- TASK DESCRIPTION
Find every line of the listing below where "this" appears, and copy it.

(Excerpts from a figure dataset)
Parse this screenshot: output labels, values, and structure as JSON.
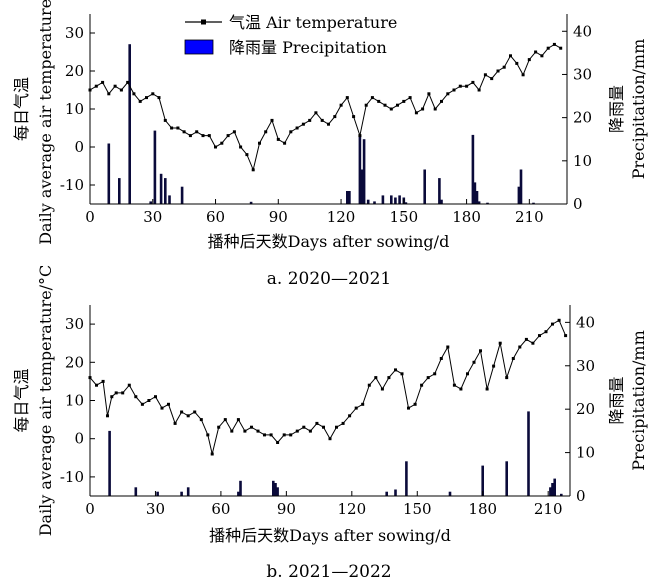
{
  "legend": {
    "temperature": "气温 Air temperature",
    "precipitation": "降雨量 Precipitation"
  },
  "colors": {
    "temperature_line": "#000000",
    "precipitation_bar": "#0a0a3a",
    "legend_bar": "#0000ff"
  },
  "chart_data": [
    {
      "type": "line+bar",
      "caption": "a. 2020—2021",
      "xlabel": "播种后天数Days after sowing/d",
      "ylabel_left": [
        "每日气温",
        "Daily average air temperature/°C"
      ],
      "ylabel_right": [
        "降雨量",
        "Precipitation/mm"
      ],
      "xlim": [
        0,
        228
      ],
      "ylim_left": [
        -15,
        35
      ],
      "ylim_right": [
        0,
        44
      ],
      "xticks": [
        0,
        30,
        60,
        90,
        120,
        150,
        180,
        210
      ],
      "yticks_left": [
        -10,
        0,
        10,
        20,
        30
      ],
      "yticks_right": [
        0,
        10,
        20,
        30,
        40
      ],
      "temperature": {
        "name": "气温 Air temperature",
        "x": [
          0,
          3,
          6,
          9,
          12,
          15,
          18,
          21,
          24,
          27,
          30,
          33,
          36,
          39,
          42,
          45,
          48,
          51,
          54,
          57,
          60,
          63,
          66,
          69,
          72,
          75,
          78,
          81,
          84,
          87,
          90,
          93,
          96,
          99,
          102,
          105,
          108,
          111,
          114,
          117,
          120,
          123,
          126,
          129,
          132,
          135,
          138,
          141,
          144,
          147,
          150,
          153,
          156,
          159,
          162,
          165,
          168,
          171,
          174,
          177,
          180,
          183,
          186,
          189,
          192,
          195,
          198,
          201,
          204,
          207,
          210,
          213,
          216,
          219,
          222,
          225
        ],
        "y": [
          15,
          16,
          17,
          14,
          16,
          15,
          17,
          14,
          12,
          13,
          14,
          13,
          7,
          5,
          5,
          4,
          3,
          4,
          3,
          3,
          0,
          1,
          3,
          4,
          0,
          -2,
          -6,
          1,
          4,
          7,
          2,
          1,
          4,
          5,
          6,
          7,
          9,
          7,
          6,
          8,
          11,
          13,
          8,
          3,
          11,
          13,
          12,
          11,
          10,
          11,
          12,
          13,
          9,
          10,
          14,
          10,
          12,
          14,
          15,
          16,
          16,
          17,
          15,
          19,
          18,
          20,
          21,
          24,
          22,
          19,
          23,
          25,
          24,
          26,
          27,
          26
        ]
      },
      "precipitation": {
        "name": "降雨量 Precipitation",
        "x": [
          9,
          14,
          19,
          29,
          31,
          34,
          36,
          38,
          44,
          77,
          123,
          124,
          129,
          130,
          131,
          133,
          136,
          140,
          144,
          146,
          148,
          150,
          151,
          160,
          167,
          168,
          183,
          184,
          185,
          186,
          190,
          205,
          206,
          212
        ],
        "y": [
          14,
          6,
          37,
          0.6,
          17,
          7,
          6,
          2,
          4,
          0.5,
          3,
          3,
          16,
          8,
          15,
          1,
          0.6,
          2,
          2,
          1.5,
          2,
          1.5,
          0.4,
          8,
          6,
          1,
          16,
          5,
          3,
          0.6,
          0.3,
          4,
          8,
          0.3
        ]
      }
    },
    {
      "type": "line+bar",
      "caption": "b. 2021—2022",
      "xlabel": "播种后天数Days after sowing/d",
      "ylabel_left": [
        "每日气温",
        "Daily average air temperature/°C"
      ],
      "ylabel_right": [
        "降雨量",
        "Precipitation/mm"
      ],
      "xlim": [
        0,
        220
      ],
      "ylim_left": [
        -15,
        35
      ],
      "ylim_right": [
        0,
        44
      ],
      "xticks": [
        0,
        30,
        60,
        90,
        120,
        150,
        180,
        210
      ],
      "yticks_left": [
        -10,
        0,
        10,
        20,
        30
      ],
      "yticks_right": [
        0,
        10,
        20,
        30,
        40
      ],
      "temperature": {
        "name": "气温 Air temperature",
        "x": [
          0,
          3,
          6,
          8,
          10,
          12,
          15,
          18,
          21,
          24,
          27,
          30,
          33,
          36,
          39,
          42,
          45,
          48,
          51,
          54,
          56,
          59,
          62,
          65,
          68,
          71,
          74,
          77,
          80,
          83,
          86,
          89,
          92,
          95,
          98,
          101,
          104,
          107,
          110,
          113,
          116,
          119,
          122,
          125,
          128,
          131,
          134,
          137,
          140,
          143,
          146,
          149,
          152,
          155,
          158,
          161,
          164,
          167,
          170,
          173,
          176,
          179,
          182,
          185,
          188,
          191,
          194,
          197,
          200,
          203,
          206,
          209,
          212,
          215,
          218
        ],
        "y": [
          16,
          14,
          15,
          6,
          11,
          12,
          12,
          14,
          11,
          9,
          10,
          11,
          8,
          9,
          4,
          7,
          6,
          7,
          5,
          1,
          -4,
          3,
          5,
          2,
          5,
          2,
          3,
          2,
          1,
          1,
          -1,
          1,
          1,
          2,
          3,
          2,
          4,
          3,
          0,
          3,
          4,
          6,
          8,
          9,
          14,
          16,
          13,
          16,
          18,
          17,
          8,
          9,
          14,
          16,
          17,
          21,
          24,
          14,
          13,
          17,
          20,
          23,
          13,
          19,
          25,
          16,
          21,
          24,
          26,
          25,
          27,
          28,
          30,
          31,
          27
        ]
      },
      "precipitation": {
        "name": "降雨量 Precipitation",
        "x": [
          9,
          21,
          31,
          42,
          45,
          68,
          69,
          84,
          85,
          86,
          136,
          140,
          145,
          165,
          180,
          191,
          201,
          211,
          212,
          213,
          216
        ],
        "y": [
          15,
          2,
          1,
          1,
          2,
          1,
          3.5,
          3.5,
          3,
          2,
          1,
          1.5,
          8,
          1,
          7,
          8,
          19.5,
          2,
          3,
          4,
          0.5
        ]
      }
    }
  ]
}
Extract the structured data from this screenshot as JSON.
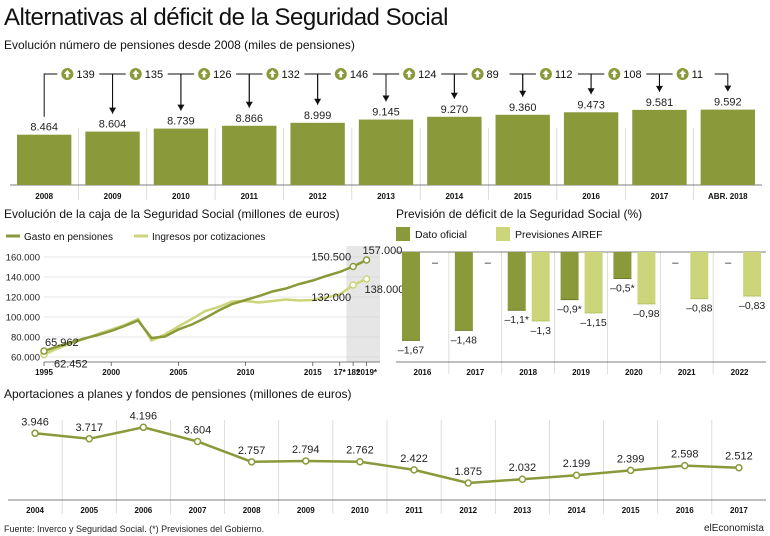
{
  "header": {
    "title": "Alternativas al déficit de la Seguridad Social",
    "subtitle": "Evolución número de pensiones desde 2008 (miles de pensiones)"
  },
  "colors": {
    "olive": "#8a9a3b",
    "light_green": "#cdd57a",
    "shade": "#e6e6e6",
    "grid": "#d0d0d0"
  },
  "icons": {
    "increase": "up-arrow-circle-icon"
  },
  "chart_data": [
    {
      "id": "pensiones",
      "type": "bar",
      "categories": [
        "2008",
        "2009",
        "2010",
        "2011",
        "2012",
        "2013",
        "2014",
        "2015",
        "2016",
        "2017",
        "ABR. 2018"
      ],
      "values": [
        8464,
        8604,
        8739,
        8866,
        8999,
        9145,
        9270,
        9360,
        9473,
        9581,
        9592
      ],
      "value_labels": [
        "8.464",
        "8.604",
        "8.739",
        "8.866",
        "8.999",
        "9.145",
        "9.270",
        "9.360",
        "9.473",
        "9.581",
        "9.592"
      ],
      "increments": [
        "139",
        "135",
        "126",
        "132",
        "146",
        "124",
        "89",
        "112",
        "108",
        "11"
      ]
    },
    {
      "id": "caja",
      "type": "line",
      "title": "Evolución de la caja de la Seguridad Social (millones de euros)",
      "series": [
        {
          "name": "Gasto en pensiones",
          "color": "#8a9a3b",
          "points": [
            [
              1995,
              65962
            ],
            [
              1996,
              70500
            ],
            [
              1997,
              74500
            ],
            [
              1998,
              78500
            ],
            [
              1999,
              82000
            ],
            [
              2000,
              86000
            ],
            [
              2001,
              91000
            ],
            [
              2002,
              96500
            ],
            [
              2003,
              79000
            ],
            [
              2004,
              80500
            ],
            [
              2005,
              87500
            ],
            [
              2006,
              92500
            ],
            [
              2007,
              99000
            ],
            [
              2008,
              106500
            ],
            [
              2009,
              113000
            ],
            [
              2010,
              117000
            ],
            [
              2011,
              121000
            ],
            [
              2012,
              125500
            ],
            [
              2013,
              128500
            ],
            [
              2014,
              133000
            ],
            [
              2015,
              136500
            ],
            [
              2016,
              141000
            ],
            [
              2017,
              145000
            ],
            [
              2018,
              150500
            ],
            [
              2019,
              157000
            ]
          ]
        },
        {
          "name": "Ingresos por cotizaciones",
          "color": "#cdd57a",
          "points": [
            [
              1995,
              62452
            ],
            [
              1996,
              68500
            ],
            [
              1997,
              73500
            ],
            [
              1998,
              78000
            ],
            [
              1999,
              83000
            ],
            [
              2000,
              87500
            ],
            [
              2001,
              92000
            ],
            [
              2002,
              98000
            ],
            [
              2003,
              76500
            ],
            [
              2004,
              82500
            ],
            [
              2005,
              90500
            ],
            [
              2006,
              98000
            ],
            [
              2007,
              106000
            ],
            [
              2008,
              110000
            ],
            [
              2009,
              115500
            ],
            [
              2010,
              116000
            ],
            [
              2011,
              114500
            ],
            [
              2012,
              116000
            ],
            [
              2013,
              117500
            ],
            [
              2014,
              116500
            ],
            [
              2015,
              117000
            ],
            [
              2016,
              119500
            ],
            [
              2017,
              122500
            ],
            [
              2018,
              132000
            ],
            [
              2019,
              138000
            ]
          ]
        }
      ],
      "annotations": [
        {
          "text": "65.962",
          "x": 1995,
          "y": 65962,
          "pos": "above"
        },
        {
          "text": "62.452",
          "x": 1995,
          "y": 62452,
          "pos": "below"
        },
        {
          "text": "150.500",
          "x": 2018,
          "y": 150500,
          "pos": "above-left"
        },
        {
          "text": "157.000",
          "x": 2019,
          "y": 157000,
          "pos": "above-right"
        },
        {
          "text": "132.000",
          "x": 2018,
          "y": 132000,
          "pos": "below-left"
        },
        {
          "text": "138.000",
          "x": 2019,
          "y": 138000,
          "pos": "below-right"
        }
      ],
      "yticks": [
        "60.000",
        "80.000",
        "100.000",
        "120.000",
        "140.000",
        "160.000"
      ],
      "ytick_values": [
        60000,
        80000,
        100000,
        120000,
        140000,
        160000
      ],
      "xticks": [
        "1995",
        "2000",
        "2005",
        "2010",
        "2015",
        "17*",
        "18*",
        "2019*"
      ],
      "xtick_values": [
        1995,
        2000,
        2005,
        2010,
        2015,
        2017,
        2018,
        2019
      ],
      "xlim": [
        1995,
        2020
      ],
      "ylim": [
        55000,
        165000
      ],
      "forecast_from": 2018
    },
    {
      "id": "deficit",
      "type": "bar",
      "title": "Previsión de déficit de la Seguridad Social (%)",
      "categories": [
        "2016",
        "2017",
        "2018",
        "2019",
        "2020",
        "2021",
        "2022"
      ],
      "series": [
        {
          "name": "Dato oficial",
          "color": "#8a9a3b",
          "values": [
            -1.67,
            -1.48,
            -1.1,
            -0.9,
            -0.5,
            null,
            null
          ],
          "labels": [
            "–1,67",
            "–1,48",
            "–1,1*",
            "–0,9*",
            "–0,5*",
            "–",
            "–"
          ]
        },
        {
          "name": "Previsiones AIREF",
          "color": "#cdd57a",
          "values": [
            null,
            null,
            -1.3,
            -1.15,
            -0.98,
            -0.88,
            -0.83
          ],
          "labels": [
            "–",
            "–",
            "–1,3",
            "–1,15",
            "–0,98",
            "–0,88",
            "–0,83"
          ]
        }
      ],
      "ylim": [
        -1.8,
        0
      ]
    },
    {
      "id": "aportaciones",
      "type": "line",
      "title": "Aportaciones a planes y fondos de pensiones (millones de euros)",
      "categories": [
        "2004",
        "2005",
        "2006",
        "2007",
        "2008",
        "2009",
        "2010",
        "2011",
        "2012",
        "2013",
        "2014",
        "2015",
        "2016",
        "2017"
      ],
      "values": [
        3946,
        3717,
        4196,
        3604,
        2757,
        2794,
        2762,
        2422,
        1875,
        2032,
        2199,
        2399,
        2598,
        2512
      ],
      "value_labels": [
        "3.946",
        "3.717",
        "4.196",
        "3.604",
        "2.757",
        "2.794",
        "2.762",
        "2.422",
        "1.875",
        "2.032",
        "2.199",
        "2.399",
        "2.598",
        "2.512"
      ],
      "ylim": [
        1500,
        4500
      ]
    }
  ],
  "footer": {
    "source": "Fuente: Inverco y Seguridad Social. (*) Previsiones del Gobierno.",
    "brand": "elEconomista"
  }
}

- IN RESPONSE
Parse this screenshot: output labels, values, and structure as JSON.
Extract the structured data from this screenshot as JSON.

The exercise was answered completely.